# Data for this exercise

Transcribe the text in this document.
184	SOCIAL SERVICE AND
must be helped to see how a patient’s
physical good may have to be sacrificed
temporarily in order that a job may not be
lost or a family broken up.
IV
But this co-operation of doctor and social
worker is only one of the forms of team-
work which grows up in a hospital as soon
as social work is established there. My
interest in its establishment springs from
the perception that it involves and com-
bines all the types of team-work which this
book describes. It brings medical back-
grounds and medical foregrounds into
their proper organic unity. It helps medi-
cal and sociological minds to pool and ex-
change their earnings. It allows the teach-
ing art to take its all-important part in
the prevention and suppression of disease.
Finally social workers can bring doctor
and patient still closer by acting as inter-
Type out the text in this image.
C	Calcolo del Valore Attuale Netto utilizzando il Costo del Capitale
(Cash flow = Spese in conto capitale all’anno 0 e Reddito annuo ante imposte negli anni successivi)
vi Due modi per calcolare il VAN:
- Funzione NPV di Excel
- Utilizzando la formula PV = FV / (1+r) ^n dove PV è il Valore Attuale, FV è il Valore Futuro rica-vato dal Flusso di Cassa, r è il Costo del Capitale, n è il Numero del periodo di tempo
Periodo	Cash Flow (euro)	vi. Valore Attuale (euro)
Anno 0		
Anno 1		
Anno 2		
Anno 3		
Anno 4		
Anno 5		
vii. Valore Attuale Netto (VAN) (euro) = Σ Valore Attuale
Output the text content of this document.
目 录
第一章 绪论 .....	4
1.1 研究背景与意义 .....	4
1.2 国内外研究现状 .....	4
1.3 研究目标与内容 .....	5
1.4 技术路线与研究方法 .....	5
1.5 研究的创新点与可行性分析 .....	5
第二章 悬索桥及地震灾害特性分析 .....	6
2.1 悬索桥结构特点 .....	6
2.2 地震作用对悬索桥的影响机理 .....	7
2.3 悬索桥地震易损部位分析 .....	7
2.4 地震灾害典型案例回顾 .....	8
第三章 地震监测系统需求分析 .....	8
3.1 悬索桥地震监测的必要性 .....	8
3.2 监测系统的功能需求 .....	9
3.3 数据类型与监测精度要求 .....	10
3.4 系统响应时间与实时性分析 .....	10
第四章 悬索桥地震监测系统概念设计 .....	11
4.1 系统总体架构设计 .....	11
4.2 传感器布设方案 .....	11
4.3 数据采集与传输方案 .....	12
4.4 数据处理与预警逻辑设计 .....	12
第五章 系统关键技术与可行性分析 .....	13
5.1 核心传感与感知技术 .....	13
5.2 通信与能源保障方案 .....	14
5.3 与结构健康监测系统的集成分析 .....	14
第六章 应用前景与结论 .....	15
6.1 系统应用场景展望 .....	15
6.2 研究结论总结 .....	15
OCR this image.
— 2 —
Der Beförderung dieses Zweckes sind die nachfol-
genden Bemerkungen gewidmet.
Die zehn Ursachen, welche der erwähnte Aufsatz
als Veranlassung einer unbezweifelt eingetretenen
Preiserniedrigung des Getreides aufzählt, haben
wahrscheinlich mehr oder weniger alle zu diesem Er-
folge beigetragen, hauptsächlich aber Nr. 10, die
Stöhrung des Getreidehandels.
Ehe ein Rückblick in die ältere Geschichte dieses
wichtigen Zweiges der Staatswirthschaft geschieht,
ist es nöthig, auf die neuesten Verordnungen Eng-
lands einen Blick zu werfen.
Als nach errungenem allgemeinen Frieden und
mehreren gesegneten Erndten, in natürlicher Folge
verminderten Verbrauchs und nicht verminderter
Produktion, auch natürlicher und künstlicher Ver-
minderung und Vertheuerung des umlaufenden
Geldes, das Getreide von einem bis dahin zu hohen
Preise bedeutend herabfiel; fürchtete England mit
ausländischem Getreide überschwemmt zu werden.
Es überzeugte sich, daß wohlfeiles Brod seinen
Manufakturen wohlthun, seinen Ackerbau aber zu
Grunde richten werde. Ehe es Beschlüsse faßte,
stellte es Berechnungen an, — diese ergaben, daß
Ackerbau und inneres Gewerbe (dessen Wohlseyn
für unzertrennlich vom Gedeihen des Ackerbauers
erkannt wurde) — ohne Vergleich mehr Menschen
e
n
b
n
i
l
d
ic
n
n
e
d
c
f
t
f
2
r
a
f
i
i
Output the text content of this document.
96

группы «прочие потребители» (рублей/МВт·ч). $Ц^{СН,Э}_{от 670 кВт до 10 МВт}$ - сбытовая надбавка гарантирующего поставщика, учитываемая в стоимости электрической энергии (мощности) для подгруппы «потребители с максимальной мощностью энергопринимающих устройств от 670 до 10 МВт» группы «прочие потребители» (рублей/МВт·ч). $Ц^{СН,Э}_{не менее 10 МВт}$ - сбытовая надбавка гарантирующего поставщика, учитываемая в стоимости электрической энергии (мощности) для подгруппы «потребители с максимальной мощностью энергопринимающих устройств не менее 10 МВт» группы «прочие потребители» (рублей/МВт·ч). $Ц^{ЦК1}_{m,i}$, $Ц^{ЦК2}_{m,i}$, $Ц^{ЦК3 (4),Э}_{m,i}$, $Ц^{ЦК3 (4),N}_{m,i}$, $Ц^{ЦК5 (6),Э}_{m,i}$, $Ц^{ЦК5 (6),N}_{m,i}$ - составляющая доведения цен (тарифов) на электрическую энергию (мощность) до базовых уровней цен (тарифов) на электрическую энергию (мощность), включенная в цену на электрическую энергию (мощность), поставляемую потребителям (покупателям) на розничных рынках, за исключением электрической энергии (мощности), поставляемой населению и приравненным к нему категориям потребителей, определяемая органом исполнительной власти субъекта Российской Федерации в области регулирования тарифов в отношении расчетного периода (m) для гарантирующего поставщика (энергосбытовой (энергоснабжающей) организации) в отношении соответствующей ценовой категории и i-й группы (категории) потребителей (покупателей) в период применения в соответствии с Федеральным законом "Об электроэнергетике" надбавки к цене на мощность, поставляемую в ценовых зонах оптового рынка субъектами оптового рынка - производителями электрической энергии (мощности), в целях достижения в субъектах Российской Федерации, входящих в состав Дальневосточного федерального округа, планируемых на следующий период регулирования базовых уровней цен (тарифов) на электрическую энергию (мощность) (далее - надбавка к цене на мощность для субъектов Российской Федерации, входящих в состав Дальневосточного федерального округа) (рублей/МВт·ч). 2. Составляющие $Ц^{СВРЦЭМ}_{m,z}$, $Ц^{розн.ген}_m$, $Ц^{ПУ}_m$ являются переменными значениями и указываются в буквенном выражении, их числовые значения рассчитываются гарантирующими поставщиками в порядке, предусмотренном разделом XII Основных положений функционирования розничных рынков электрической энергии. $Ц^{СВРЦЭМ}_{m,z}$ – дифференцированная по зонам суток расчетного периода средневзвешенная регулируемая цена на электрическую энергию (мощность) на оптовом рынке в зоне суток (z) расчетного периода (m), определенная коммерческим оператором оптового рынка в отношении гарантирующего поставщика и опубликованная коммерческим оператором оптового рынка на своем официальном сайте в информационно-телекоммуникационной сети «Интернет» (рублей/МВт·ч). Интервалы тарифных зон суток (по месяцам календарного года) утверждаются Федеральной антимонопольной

# Your instructions
State the number of lines that contain the string "their", with no other words.

# Result for this task
2